Wednesday, June 18, 2014

The Truth About Trying

I'm trying to be a Hopeful Parent. That being said, I recently attended a high school graduation, the very high school my son attends, in fact. The valedictorian said one thing she learned in that high school was there was only do or don't do; there was no "try." So I guess you could say I'm "not doing hopeful" very much these days.

I should have thought of all this before I had a special-needs son born in July. I should have done the math; run the numbers. "Let's see, if he has special-needs, is born in July, and turns 18 before starting his senior year of high school, that will be perfectly timed with all his typical peers applying for college. I will be able to apply for guardianship, SSI and Medicaid AT THE EXACT SAME TIME as my friends' kids are applying for college. While they fill out FAFSA forms, rob Peter to pay Paul and have their kids applying for every imaginable scholarship, I will be using our life savings to pay an attorney to strip him of his civil liberties."

::::::::

(Requirement 1)
List every item the writer of the blog post on trying to be a hopeful parent says she will apply for once her son turns 18.
(Requirement 2)
Answer these questions from the blog post on trying to be a hopeful parent.
(a) What did the valedictorian say she learned in that high school?
(b) In which month was the writer's son born?
(c) What will the writer use the family's life savings for?
(Requirement 3)
Carry on the blog post on trying to be a hopeful parent from its last sentence.

(Raw data)
::::::::

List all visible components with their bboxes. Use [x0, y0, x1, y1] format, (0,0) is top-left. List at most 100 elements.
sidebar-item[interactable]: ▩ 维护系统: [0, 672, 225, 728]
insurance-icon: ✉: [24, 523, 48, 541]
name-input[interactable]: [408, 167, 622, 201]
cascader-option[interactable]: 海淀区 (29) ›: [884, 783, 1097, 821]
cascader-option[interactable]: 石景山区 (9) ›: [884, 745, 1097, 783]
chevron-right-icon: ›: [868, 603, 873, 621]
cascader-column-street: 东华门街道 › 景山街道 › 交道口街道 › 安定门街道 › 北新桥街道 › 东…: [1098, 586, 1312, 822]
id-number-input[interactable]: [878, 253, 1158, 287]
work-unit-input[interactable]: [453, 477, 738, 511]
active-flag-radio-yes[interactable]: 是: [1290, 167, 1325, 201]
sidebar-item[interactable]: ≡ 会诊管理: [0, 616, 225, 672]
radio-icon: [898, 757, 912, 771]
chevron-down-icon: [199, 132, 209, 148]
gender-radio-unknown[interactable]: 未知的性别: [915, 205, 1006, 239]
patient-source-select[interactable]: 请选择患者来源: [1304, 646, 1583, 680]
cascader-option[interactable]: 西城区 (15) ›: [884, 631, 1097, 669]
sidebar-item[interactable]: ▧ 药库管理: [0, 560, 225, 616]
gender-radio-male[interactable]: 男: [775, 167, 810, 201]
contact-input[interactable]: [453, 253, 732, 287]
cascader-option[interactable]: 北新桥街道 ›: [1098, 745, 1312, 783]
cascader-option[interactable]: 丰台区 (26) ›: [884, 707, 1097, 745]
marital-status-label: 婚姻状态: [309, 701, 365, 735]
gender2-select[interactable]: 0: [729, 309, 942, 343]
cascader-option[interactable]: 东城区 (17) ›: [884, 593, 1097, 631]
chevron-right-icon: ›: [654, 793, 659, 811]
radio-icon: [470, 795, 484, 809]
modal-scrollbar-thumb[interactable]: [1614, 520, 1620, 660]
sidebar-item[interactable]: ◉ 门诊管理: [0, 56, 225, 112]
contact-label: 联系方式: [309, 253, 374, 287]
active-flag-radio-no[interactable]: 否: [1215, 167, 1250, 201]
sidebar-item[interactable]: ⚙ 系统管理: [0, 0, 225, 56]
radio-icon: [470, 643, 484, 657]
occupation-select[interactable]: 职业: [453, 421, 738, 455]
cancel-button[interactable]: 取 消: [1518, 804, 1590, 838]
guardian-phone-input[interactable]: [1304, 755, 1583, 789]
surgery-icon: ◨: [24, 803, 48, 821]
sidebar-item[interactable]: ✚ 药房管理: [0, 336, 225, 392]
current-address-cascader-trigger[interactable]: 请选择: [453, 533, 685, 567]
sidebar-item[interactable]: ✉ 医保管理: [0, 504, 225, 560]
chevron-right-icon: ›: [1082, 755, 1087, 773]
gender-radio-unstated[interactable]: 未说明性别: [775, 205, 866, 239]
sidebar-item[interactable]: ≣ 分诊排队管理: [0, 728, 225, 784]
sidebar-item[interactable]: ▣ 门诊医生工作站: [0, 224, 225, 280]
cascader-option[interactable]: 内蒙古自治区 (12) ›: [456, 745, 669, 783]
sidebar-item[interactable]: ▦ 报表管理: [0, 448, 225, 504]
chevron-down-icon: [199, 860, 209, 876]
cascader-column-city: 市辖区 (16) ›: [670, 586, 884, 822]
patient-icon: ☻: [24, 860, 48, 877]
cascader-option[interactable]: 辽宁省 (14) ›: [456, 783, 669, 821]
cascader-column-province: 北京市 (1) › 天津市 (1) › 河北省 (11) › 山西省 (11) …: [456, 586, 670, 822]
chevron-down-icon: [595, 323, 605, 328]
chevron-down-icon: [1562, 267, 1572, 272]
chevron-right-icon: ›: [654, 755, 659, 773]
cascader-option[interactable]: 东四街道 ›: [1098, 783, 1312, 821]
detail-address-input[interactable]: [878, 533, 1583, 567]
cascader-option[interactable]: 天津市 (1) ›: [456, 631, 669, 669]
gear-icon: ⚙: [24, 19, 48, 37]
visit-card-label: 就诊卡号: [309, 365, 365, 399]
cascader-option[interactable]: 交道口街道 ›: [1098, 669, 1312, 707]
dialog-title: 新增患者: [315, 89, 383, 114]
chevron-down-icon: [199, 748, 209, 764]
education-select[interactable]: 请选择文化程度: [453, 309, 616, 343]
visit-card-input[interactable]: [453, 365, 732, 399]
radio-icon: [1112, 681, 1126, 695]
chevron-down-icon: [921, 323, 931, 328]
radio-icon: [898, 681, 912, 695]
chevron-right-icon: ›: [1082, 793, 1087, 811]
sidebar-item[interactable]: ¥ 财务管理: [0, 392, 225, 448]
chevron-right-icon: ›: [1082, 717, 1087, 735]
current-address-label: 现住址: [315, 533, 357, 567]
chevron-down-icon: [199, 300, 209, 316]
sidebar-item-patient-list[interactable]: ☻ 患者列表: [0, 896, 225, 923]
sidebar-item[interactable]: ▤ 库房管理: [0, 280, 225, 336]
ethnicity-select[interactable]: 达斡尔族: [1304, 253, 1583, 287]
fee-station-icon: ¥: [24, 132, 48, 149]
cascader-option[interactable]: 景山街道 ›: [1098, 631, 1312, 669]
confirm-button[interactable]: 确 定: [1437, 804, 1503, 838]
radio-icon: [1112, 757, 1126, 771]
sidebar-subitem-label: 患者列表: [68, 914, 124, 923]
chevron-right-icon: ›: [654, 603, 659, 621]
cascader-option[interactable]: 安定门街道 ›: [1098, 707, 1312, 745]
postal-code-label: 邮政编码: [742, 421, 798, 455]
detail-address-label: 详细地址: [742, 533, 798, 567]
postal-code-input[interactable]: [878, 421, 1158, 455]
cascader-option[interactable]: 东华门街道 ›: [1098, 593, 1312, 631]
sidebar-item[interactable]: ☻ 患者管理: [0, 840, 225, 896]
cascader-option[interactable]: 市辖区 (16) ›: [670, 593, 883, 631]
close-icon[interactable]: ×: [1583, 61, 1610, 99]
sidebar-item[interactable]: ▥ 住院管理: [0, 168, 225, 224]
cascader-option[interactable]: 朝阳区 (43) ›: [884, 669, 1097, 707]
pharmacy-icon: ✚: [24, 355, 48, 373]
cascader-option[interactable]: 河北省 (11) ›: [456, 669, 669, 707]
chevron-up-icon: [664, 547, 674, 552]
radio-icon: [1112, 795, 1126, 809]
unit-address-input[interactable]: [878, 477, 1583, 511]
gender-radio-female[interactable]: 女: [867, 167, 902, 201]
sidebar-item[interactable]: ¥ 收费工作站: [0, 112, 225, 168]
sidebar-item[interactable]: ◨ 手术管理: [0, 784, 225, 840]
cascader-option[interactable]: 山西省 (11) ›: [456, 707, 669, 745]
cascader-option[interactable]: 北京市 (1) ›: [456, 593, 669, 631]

::::::::

(Result 1)
Guardianship, SSI, Medicaid

(Result 2)
(a) That there was only do or don't do; there was no "try."
(b) July.
(c) To pay an attorney to strip the son of his civil liberties.

(Result 3)
But of course, one does not plan for these things. These things "happen." And when they first "happen," you grieve, kick and scream, shout at an unjust God and eventually, move on. But it's the unrelenting need to keep moving on, over and over and over again as the parallel lives of those around you never intersect with what's going on in your own, that's the part that will bite you in the ass. No one tells you will heal, only to be re-injured. Only to heal again. Only to be re-injured.

My son and I were recently in our old neighborhood. I took him by the house where a friend used to live, and where we visited when he was a newborn. "That's the house where I got into the car with your sister, and my friend followed me out to the car with you in your car seat and she said, 'Did you want to take your son, too?' That was the last time I forgot, for even a second, about you."

And that is the gods' honest truth.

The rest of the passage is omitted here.